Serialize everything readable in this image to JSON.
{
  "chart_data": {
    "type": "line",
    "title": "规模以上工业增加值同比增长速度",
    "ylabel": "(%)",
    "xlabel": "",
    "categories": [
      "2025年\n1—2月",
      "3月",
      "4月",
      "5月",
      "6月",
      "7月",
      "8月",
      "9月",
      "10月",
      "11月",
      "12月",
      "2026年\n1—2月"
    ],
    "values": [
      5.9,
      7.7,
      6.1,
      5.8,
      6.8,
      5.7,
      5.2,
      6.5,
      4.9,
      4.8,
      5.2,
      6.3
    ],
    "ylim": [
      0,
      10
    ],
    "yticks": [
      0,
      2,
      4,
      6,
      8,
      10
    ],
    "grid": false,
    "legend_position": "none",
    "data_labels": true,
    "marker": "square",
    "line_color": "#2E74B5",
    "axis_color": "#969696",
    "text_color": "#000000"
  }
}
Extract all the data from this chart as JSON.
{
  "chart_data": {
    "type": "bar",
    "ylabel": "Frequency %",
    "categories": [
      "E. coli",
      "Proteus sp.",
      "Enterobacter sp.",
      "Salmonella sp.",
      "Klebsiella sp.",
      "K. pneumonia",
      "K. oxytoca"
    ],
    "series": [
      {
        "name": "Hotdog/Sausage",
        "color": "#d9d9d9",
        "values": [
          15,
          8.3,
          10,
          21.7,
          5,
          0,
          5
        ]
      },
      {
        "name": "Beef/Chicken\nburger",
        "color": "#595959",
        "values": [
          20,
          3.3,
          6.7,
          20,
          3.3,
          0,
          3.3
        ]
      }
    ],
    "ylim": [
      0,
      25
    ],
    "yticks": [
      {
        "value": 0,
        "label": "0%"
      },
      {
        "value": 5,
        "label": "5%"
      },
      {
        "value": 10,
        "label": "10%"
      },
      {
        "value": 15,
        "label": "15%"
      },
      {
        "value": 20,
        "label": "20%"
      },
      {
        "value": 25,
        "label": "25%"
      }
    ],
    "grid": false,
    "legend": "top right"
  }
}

▬▬▬▬▬▬

**Aim**
Find the lines containing "JSON" and list every one of them.

**Exercise answer**
Serialize everything readable in this image to JSON.
Extract all the data from this chart as JSON.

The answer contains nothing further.